▸ **Problem to solve**: Copy out all the entries exactly.

▸ **Dataset records**:
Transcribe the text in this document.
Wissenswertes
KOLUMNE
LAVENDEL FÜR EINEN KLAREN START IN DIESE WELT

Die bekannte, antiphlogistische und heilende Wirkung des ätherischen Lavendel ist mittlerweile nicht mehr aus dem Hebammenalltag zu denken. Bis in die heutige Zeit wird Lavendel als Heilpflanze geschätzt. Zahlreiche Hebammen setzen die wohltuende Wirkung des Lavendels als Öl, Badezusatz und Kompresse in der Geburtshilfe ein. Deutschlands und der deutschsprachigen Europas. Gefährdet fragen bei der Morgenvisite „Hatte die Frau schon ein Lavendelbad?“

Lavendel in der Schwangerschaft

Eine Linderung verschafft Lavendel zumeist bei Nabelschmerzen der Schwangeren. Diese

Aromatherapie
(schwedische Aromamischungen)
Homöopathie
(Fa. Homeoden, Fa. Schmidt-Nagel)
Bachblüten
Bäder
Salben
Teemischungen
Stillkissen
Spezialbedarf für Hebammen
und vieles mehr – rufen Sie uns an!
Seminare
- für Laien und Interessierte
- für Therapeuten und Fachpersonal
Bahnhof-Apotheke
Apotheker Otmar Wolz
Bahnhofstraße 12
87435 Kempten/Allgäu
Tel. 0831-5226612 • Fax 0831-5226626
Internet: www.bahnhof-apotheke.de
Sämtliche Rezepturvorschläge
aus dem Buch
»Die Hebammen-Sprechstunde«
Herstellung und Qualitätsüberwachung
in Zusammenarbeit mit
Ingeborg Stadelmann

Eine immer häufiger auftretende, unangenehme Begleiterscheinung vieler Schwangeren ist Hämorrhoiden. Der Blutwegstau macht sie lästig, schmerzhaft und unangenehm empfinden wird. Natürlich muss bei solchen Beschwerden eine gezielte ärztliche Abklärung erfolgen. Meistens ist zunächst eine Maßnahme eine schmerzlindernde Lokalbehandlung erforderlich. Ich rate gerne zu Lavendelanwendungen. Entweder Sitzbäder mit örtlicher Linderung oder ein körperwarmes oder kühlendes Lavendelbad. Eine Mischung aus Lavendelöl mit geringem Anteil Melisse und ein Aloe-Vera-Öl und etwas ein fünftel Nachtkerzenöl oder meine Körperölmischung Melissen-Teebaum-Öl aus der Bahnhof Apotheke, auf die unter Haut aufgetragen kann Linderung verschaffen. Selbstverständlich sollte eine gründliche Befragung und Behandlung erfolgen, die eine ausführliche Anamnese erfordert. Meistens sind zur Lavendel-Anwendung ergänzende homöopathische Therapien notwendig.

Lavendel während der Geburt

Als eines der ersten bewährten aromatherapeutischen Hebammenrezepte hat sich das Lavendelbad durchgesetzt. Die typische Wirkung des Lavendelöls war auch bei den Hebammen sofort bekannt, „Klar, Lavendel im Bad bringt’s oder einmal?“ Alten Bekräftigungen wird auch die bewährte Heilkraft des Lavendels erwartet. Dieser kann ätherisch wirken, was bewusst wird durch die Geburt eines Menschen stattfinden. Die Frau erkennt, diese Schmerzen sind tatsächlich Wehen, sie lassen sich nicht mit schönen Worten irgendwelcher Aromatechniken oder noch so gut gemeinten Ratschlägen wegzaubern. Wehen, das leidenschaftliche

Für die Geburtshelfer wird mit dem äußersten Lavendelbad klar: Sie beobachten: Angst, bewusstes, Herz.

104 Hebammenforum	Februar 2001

▸ **Solution**:
Transcribe the text in this document.
Wissenswertes
KOLUMNE
LAVENDEL FÜR EINEN KLAREN START IN DIESE WELT

Die bekannte, antiphlogistische und heilende Wirkung des ätherischen Lavendel ist mittlerweile nicht mehr aus dem Hebammenalltag zu denken. Bis in die heutige Zeit wird Lavendel als Heilpflanze geschätzt. Zahlreiche Hebammen setzen die wohltuende Wirkung des Lavendels als Öl, Badezusatz und Kompresse in der Geburtshilfe ein. Deutschlands und der deutschsprachigen Europas. Gefährdet fragen bei der Morgenvisite „Hatte die Frau schon ein Lavendelbad?“

Lavendel in der Schwangerschaft

Eine Linderung verschafft Lavendel zumeist bei Nabelschmerzen der Schwangeren. Diese

Aromatherapie
(schwedische Aromamischungen)
Homöopathie
(Fa. Homeoden, Fa. Schmidt-Nagel)
Bachblüten
Bäder
Salben
Teemischungen
Stillkissen
Spezialbedarf für Hebammen
und vieles mehr – rufen Sie uns an!
Seminare
- für Laien und Interessierte
- für Therapeuten und Fachpersonal
Bahnhof-Apotheke
Apotheker Otmar Wolz
Bahnhofstraße 12
87435 Kempten/Allgäu
Tel. 0831-5226612 • Fax 0831-5226626
Internet: www.bahnhof-apotheke.de
Sämtliche Rezepturvorschläge
aus dem Buch
»Die Hebammen-Sprechstunde«
Herstellung und Qualitätsüberwachung
in Zusammenarbeit mit
Ingeborg Stadelmann

Eine immer häufiger auftretende, unangenehme Begleiterscheinung vieler Schwangeren ist Hämorrhoiden. Der Blutwegstau macht sie lästig, schmerzhaft und unangenehm empfinden wird. Natürlich muss bei solchen Beschwerden eine gezielte ärztliche Abklärung erfolgen. Meistens ist zunächst eine Maßnahme eine schmerzlindernde Lokalbehandlung erforderlich. Ich rate gerne zu Lavendelanwendungen. Entweder Sitzbäder mit örtlicher Linderung oder ein körperwarmes oder kühlendes Lavendelbad. Eine Mischung aus Lavendelöl mit geringem Anteil Melisse und ein Aloe-Vera-Öl und etwas ein fünftel Nachtkerzenöl oder meine Körperölmischung Melissen-Teebaum-Öl aus der Bahnhof Apotheke, auf die unter Haut aufgetragen kann Linderung verschaffen. Selbstverständlich sollte eine gründliche Befragung und Behandlung erfolgen, die eine ausführliche Anamnese erfordert. Meistens sind zur Lavendel-Anwendung ergänzende homöopathische Therapien notwendig.

Lavendel während der Geburt

Als eines der ersten bewährten aromatherapeutischen Hebammenrezepte hat sich das Lavendelbad durchgesetzt. Die typische Wirkung des Lavendelöls war auch bei den Hebammen sofort bekannt, „Klar, Lavendel im Bad bringt’s oder einmal?“ Alten Bekräftigungen wird auch die bewährte Heilkraft des Lavendels erwartet. Dieser kann ätherisch wirken, was bewusst wird durch die Geburt eines Menschen stattfinden. Die Frau erkennt, diese Schmerzen sind tatsächlich Wehen, sie lassen sich nicht mit schönen Worten irgendwelcher Aromatechniken oder noch so gut gemeinten Ratschlägen wegzaubern. Wehen, das leidenschaftliche

Für die Geburtshelfer wird mit dem äußersten Lavendelbad klar: Sie beobachten: Angst, bewusstes, Herz.

104 Hebammenforum	Februar 2001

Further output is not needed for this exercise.